Request — Tally the lines holding the word "groups" and state the count by itself.

--- start Supplied data ---

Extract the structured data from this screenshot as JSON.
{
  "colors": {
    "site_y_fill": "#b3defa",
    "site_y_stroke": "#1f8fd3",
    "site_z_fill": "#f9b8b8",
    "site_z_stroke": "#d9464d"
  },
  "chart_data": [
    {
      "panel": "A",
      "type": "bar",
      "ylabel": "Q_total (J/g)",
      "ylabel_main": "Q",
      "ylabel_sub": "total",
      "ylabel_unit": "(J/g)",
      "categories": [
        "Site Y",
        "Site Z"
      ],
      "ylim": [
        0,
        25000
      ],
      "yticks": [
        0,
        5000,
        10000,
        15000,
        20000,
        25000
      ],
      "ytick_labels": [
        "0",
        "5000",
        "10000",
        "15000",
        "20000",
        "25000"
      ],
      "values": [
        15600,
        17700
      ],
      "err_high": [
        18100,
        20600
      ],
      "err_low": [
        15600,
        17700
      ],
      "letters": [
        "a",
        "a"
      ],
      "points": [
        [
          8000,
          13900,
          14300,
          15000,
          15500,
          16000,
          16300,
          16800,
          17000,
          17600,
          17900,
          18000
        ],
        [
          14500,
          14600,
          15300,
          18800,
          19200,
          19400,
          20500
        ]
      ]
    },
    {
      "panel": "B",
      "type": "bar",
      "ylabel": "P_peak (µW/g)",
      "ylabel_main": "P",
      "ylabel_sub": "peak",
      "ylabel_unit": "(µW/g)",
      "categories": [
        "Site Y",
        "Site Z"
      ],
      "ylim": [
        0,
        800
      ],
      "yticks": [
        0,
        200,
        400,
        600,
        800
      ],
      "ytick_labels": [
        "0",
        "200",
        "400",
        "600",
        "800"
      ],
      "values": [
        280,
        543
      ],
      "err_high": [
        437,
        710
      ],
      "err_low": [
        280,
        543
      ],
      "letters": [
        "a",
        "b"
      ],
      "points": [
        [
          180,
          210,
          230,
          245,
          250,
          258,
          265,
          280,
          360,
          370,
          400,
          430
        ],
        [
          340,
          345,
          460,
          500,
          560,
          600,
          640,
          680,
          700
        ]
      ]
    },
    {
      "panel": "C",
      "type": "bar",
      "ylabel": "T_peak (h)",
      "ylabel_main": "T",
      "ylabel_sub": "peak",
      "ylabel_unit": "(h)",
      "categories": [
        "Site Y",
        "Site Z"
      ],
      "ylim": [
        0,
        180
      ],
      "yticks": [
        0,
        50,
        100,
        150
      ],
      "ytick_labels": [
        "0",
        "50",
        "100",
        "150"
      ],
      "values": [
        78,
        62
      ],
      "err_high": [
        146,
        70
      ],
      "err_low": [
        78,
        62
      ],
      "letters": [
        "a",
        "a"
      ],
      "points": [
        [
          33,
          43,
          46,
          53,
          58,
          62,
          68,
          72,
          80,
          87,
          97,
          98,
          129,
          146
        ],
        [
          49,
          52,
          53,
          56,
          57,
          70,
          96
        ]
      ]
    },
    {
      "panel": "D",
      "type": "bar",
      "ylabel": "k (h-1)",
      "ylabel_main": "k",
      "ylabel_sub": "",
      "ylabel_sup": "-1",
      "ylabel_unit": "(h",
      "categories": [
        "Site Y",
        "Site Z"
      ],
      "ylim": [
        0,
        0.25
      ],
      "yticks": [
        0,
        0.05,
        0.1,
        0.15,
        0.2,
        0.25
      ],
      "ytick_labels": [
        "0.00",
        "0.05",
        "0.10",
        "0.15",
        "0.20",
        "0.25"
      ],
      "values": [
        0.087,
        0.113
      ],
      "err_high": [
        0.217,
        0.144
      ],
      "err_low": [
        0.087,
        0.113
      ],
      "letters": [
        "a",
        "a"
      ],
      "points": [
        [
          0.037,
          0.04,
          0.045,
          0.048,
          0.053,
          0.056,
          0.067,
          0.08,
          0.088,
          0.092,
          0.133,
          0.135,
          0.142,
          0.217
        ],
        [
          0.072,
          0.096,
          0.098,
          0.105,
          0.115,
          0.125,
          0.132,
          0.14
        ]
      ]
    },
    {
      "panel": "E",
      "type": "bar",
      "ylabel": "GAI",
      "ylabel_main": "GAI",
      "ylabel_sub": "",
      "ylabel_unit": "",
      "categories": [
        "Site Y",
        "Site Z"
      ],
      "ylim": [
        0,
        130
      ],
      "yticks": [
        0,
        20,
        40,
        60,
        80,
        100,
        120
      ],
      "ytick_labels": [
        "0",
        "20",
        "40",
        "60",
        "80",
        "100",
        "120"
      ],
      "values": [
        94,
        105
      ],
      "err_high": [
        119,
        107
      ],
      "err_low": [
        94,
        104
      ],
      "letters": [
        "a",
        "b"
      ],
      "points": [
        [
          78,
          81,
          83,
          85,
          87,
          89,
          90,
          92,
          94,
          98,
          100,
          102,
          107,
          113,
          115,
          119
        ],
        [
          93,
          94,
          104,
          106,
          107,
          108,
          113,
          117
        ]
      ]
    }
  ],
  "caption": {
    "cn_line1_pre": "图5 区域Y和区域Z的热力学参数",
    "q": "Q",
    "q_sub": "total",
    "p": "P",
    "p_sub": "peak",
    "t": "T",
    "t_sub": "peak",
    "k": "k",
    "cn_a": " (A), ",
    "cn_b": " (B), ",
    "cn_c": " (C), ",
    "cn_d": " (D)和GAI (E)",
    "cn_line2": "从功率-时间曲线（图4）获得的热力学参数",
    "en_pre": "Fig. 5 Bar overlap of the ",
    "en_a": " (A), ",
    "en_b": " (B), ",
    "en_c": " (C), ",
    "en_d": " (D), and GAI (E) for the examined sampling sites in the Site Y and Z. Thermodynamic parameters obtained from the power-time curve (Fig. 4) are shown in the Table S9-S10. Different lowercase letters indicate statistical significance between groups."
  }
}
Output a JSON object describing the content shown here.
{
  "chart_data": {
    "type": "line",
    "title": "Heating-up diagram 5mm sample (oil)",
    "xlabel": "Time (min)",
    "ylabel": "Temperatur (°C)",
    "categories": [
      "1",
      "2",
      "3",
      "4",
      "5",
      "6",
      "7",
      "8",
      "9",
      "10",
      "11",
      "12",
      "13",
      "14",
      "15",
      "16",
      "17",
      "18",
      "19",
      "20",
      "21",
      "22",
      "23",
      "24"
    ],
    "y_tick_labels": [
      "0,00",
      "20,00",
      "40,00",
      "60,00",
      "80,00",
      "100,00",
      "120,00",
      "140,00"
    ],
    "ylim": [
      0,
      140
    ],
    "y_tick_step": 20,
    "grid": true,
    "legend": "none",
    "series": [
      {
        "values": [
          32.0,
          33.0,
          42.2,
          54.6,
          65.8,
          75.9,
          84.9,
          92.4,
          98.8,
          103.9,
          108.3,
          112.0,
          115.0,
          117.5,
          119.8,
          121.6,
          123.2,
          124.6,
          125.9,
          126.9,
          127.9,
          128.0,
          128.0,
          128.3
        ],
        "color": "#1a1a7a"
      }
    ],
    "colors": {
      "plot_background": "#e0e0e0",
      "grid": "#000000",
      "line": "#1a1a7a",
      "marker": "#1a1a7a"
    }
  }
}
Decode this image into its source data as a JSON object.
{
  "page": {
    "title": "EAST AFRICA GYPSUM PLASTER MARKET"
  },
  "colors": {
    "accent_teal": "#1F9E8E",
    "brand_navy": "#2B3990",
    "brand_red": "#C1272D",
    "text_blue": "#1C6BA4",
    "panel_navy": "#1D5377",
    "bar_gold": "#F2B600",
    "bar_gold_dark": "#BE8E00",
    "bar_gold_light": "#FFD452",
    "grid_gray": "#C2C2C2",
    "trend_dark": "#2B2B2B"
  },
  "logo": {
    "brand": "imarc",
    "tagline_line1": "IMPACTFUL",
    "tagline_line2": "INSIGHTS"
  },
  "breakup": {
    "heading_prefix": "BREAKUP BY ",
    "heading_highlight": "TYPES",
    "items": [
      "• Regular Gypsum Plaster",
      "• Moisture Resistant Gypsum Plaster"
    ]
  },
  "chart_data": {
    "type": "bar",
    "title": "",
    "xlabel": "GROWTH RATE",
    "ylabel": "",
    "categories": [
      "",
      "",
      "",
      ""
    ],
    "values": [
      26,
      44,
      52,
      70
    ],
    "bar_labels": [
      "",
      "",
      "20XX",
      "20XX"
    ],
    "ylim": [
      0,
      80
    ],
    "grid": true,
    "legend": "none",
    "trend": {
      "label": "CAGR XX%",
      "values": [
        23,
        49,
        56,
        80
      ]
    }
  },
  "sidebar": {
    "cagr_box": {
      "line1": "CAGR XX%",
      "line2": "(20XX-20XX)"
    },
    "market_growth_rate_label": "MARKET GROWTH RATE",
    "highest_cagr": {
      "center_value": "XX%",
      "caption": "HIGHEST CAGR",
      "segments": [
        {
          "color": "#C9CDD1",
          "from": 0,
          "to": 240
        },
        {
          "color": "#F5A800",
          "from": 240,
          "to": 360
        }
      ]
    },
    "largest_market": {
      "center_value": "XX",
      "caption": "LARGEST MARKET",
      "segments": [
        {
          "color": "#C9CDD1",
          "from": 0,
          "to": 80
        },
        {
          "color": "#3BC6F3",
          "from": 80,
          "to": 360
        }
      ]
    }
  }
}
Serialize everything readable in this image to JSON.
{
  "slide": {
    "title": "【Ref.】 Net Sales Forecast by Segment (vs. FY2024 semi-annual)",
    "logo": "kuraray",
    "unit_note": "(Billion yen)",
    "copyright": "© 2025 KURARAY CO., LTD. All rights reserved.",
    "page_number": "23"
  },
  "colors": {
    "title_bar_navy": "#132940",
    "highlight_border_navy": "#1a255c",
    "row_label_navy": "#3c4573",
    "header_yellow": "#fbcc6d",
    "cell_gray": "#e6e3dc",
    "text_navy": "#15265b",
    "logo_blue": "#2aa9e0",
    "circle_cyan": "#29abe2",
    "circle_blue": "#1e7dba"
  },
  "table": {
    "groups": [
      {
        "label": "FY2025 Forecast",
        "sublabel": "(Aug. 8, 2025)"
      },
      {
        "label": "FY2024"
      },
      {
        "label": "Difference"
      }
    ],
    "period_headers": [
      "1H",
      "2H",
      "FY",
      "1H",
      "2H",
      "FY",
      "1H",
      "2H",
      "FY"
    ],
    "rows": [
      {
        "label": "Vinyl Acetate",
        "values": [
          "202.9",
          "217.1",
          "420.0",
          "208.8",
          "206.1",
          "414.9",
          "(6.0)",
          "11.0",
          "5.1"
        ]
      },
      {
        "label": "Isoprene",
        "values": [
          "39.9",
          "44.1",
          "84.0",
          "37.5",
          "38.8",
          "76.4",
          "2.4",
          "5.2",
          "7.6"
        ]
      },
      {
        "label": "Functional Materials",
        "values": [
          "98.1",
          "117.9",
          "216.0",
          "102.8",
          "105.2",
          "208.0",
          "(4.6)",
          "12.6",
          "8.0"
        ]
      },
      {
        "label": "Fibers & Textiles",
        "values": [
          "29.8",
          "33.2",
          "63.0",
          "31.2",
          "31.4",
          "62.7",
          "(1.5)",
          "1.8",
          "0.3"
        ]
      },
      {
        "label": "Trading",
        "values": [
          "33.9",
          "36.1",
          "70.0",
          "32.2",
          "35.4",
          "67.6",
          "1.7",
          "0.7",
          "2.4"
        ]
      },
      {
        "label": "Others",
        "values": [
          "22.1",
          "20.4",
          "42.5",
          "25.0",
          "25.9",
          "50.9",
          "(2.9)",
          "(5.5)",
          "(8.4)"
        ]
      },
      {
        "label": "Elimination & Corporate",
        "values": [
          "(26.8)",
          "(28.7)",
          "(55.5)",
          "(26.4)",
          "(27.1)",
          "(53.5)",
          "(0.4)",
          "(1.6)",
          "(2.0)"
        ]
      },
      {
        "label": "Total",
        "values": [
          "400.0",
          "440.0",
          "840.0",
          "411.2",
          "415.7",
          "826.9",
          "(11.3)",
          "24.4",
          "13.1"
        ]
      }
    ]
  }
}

--- end Supplied data ---

In response — 2